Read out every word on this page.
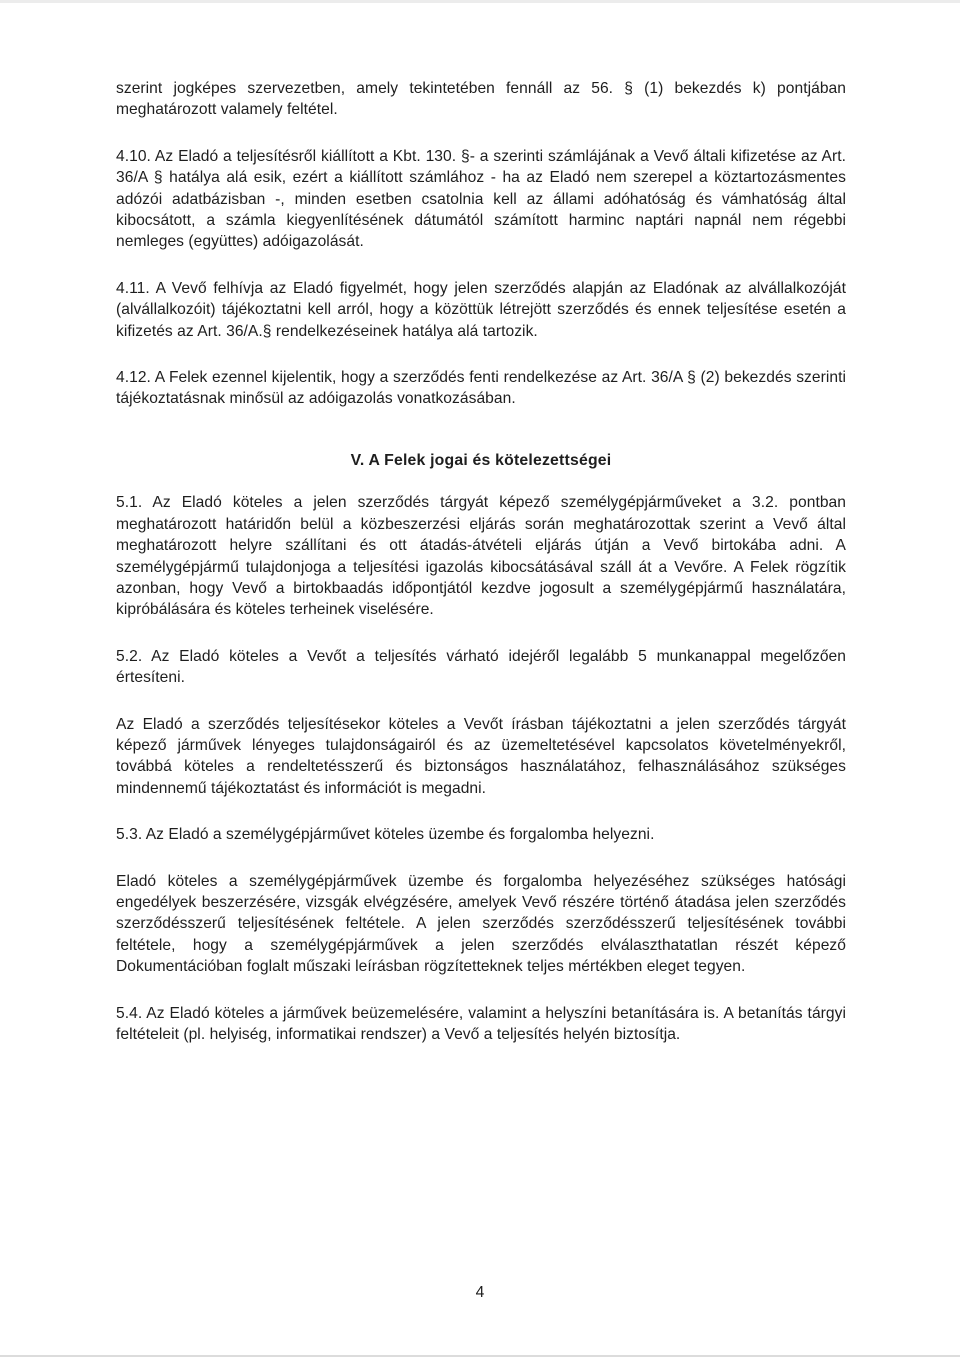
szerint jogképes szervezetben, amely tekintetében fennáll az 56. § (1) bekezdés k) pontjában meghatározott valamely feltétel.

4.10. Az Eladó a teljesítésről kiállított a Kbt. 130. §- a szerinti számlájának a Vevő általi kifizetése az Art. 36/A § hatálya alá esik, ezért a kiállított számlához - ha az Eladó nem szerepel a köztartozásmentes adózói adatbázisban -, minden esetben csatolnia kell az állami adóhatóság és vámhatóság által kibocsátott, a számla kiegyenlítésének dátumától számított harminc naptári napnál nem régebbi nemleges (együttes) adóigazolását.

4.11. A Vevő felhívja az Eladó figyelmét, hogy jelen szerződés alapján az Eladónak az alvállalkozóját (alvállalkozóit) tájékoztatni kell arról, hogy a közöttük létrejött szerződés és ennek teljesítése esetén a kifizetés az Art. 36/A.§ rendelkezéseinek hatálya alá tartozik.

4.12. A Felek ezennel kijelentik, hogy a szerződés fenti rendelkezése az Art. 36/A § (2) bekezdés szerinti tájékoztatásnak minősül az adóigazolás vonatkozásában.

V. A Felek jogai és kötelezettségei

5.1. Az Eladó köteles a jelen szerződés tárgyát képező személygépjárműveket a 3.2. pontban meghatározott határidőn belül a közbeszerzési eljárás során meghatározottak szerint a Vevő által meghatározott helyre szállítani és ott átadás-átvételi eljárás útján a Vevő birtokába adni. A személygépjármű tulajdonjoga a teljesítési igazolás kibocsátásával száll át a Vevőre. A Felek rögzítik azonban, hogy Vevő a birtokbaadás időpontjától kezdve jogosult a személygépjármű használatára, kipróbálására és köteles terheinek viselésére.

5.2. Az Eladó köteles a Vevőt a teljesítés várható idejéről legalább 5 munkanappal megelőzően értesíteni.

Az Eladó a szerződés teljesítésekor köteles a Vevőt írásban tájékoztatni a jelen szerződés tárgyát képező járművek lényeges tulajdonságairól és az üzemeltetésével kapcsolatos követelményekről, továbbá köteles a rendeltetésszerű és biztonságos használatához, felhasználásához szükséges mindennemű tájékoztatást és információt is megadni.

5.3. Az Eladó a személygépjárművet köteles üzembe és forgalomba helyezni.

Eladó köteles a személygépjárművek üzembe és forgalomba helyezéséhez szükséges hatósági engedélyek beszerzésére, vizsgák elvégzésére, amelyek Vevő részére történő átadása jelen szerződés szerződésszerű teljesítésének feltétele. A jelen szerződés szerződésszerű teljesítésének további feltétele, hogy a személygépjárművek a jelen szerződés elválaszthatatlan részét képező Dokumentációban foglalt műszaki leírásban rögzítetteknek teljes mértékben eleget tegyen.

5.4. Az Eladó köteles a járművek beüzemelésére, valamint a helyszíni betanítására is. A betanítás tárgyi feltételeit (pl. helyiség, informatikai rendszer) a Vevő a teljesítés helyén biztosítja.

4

* * *

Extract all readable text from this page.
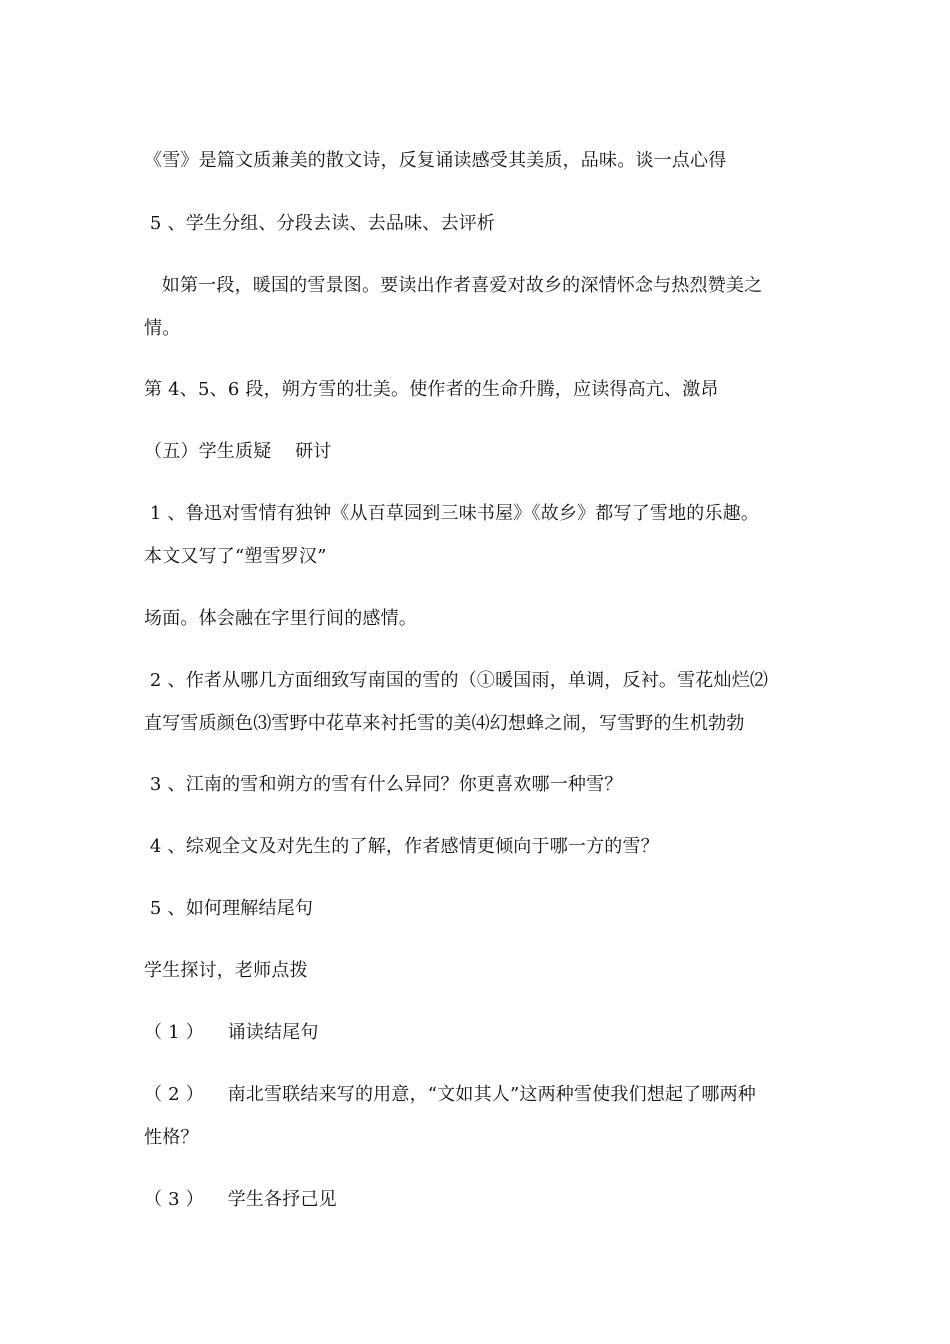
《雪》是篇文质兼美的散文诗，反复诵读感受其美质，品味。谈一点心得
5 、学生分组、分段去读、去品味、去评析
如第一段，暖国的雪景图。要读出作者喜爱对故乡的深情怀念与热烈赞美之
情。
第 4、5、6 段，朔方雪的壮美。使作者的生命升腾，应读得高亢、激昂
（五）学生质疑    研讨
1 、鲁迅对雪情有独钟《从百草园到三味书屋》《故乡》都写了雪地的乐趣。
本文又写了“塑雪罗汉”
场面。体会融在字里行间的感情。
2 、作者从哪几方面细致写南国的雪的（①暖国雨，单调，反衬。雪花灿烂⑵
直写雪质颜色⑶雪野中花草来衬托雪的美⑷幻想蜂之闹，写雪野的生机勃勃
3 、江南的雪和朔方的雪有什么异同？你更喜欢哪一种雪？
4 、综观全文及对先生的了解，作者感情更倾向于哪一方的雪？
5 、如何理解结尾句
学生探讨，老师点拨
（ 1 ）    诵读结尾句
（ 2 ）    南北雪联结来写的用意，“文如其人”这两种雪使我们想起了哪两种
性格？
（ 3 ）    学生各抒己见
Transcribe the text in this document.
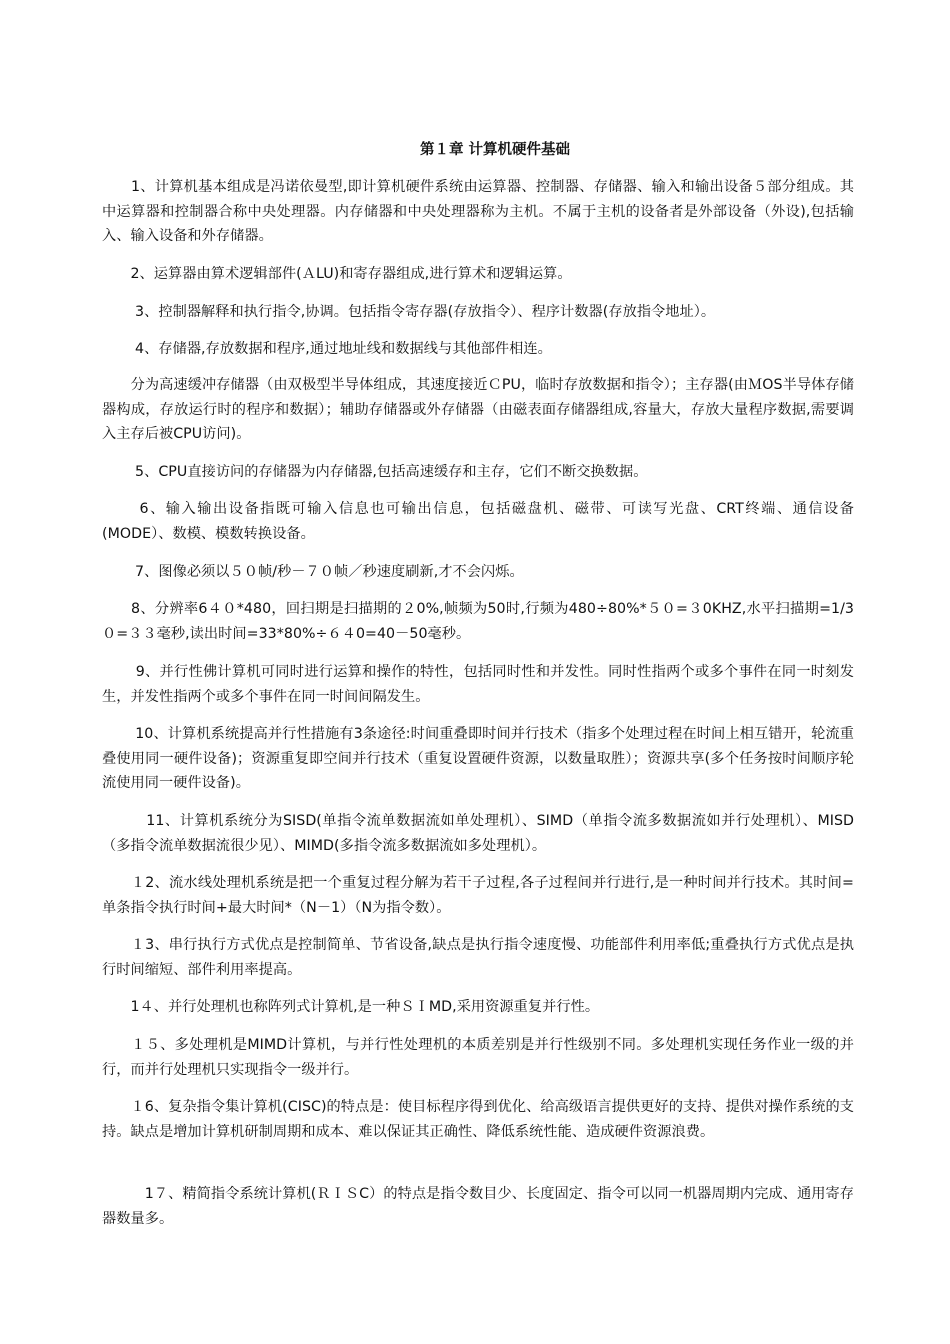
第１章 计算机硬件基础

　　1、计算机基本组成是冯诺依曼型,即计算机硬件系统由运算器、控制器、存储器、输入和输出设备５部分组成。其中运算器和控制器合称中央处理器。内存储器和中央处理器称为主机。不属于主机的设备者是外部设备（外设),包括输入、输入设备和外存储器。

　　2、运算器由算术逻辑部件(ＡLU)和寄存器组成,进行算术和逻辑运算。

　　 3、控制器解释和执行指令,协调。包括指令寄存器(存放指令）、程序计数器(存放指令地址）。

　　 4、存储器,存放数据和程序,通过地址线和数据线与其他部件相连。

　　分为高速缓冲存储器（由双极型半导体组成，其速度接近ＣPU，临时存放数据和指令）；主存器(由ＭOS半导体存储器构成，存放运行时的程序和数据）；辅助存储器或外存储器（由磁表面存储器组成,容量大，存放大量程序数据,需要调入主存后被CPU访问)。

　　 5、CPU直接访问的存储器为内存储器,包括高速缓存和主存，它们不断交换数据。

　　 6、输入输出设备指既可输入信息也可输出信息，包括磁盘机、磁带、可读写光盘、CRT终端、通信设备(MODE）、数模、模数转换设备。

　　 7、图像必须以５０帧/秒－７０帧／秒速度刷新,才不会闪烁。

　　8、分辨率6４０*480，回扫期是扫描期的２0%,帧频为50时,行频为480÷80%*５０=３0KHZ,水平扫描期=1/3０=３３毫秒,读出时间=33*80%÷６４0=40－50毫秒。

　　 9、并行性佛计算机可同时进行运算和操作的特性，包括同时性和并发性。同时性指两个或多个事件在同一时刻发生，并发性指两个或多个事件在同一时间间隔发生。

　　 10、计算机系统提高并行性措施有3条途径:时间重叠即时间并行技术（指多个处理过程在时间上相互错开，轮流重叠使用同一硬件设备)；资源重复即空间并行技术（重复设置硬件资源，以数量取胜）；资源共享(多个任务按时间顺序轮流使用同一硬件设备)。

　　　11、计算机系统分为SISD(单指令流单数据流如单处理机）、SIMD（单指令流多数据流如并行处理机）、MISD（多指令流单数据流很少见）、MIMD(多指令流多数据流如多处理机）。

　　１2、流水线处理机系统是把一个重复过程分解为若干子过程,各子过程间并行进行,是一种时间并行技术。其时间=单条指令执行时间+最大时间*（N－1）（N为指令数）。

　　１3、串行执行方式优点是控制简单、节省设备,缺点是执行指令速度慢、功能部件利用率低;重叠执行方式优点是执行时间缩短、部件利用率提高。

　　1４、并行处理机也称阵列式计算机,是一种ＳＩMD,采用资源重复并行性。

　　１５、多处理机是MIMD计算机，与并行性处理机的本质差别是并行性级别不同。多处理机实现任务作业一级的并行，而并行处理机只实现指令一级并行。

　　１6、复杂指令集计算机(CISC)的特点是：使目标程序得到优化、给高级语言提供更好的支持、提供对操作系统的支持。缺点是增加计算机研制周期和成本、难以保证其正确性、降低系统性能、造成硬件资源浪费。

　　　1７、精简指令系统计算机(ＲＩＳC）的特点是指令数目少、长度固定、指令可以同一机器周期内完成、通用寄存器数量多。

...

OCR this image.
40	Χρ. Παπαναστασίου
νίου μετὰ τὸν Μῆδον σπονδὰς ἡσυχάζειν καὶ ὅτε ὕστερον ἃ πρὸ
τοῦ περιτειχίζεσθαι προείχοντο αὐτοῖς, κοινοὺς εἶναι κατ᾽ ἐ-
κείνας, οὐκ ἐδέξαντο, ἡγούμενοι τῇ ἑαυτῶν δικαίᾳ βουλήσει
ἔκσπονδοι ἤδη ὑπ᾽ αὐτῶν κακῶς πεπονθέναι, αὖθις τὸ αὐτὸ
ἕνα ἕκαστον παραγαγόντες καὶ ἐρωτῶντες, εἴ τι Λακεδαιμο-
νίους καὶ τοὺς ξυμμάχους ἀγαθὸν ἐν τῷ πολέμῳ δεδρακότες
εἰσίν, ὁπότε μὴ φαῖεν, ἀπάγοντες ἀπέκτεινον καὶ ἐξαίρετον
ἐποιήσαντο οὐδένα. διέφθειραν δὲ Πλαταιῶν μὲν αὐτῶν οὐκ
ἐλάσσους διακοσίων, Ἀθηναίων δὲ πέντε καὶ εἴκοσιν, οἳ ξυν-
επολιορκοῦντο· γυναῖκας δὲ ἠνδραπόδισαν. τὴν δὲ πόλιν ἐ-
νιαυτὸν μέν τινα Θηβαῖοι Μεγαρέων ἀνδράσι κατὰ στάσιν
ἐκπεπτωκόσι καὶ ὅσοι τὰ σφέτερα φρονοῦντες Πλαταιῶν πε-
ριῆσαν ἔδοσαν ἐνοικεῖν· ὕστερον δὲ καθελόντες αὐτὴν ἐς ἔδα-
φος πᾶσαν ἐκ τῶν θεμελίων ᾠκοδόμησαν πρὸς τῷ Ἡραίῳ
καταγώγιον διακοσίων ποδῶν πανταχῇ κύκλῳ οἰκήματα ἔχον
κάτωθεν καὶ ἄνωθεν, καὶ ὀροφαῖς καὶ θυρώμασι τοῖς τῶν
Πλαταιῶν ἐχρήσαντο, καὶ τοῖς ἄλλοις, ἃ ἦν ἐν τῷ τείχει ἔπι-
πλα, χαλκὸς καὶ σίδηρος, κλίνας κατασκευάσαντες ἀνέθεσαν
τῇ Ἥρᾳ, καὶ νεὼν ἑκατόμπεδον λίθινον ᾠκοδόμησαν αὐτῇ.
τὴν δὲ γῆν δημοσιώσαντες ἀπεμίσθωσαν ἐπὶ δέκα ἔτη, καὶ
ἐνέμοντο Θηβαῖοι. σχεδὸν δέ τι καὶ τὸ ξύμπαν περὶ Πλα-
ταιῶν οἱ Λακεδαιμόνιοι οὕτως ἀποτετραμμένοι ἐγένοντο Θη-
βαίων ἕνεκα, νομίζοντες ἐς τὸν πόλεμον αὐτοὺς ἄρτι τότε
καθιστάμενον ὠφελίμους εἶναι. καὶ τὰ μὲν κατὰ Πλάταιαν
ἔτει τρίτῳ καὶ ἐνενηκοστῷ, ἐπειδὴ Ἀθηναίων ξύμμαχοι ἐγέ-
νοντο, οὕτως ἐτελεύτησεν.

• TASK INSTRUCTIONS:
Lines that include the word "tájékoztatni" are to be extracted from the data above.

• TASK OUTPUT:
4.11. A Vevő felhívja az Eladó figyelmét, hogy jelen szerződés alapján az Eladónak az alvállalkozóját (alvállalkozóit) tájékoztatni kell arról, hogy a közöttük létrejött szerződés és ennek teljesítése esetén a kifizetés az Art. 36/A.§ rendelkezéseinek hatálya alá tartozik.
Az Eladó a szerződés teljesítésekor köteles a Vevőt írásban tájékoztatni a jelen szerződés tárgyát képező járművek lényeges tulajdonságairól és az üzemeltetésével kapcsolatos követelményekről, továbbá köteles a rendeltetésszerű és biztonságos használatához, felhasználásához szükséges mindennemű tájékoztatást és információt is megadni.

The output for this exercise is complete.